Lines of data
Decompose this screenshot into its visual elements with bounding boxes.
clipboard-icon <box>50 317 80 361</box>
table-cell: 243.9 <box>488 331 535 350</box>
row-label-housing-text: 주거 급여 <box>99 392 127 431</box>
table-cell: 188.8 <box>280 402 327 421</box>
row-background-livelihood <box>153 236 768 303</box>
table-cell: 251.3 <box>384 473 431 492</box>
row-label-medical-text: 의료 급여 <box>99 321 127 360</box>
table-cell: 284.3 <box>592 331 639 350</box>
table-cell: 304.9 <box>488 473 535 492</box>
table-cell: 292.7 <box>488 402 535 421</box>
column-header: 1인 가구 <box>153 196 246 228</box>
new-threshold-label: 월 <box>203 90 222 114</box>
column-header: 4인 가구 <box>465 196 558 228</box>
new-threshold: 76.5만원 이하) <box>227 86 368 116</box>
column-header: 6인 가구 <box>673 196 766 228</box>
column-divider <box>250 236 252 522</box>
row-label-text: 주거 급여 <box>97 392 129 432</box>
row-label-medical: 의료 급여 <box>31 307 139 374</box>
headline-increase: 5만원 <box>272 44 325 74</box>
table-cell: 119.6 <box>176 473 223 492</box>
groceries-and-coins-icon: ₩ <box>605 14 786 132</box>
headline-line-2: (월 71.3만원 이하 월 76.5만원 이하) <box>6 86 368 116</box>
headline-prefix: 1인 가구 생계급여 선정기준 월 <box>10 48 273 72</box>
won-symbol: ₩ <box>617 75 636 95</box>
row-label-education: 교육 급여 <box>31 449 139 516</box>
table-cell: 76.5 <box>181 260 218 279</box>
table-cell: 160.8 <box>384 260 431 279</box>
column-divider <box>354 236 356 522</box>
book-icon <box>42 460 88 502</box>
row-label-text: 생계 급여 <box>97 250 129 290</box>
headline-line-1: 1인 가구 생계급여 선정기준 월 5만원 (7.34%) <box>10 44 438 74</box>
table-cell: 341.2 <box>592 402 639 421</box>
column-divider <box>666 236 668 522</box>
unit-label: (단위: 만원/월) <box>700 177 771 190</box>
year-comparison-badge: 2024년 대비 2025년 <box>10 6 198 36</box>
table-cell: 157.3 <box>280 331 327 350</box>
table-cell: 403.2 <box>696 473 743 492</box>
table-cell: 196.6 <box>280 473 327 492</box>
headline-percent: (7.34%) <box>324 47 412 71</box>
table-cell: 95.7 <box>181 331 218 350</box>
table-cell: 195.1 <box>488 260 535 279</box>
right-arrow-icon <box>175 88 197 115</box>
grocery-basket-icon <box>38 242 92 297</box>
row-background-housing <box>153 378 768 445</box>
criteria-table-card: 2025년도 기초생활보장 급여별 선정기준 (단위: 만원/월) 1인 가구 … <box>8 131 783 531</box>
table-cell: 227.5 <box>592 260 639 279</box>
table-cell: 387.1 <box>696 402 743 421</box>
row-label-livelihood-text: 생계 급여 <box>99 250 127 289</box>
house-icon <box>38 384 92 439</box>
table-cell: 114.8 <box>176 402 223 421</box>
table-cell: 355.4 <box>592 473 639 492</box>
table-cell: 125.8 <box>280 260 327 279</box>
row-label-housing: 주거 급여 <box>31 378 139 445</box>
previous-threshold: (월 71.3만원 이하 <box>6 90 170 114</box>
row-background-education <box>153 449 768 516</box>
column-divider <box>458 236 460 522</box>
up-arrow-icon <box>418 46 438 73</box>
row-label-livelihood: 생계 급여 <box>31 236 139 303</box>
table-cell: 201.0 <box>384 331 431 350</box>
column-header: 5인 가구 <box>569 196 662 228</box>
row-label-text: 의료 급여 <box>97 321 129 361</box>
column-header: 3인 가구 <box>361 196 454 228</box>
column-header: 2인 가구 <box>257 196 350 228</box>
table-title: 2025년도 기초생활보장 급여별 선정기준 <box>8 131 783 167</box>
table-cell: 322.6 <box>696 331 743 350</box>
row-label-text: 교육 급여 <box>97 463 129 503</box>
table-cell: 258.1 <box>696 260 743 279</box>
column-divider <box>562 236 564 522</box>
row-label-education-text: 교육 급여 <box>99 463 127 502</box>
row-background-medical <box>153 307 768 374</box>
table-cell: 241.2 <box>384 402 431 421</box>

DIRECTIONS ->
Can you reproduce every line of the material above word for word?

SOLUTION FOR THIS PROBLEM ->
Decompose this screenshot into its visual elements with bounding boxes.
clipboard-icon <box>50 317 80 361</box>
table-cell: 243.9 <box>488 331 535 350</box>
row-label-housing-text: 주거 급여 <box>99 392 127 431</box>
table-cell: 188.8 <box>280 402 327 421</box>
row-background-livelihood <box>153 236 768 303</box>
table-cell: 251.3 <box>384 473 431 492</box>
row-label-medical-text: 의료 급여 <box>99 321 127 360</box>
table-cell: 284.3 <box>592 331 639 350</box>
table-cell: 304.9 <box>488 473 535 492</box>
table-cell: 292.7 <box>488 402 535 421</box>
column-header: 1인 가구 <box>153 196 246 228</box>
new-threshold-label: 월 <box>203 90 222 114</box>
column-header: 4인 가구 <box>465 196 558 228</box>
new-threshold: 76.5만원 이하) <box>227 86 368 116</box>
column-header: 6인 가구 <box>673 196 766 228</box>
column-divider <box>250 236 252 522</box>
row-label-text: 주거 급여 <box>97 392 129 432</box>
row-label-medical: 의료 급여 <box>31 307 139 374</box>
headline-increase: 5만원 <box>272 44 325 74</box>
table-cell: 119.6 <box>176 473 223 492</box>
groceries-and-coins-icon: ₩ <box>605 14 786 132</box>
headline-line-2: (월 71.3만원 이하 월 76.5만원 이하) <box>6 86 368 116</box>
headline-prefix: 1인 가구 생계급여 선정기준 월 <box>10 48 273 72</box>
won-symbol: ₩ <box>617 75 636 95</box>
row-label-education: 교육 급여 <box>31 449 139 516</box>
table-cell: 76.5 <box>181 260 218 279</box>
table-cell: 160.8 <box>384 260 431 279</box>
column-divider <box>354 236 356 522</box>
book-icon <box>42 460 88 502</box>
row-label-text: 생계 급여 <box>97 250 129 290</box>
headline-line-1: 1인 가구 생계급여 선정기준 월 5만원 (7.34%) <box>10 44 438 74</box>
table-cell: 341.2 <box>592 402 639 421</box>
column-divider <box>666 236 668 522</box>
unit-label: (단위: 만원/월) <box>700 177 771 190</box>
year-comparison-badge: 2024년 대비 2025년 <box>10 6 198 36</box>
table-cell: 157.3 <box>280 331 327 350</box>
table-cell: 403.2 <box>696 473 743 492</box>
table-cell: 196.6 <box>280 473 327 492</box>
headline-percent: (7.34%) <box>324 47 412 71</box>
table-cell: 95.7 <box>181 331 218 350</box>
table-cell: 195.1 <box>488 260 535 279</box>
right-arrow-icon <box>175 88 197 115</box>
grocery-basket-icon <box>38 242 92 297</box>
row-background-housing <box>153 378 768 445</box>
criteria-table-card: 2025년도 기초생활보장 급여별 선정기준 (단위: 만원/월) 1인 가구 … <box>8 131 783 531</box>
table-cell: 227.5 <box>592 260 639 279</box>
table-cell: 387.1 <box>696 402 743 421</box>
row-label-livelihood-text: 생계 급여 <box>99 250 127 289</box>
house-icon <box>38 384 92 439</box>
table-cell: 114.8 <box>176 402 223 421</box>
table-cell: 355.4 <box>592 473 639 492</box>
table-cell: 125.8 <box>280 260 327 279</box>
row-label-housing: 주거 급여 <box>31 378 139 445</box>
previous-threshold: (월 71.3만원 이하 <box>6 90 170 114</box>
row-background-education <box>153 449 768 516</box>
column-divider <box>458 236 460 522</box>
up-arrow-icon <box>418 46 438 73</box>
row-label-livelihood: 생계 급여 <box>31 236 139 303</box>
table-cell: 201.0 <box>384 331 431 350</box>
column-header: 5인 가구 <box>569 196 662 228</box>
row-label-text: 의료 급여 <box>97 321 129 361</box>
column-header: 3인 가구 <box>361 196 454 228</box>
column-header: 2인 가구 <box>257 196 350 228</box>
table-title: 2025년도 기초생활보장 급여별 선정기준 <box>8 131 783 167</box>
table-cell: 322.6 <box>696 331 743 350</box>
row-label-text: 교육 급여 <box>97 463 129 503</box>
table-cell: 258.1 <box>696 260 743 279</box>
column-divider <box>562 236 564 522</box>
row-label-education-text: 교육 급여 <box>99 463 127 502</box>
row-background-medical <box>153 307 768 374</box>
table-cell: 241.2 <box>384 402 431 421</box>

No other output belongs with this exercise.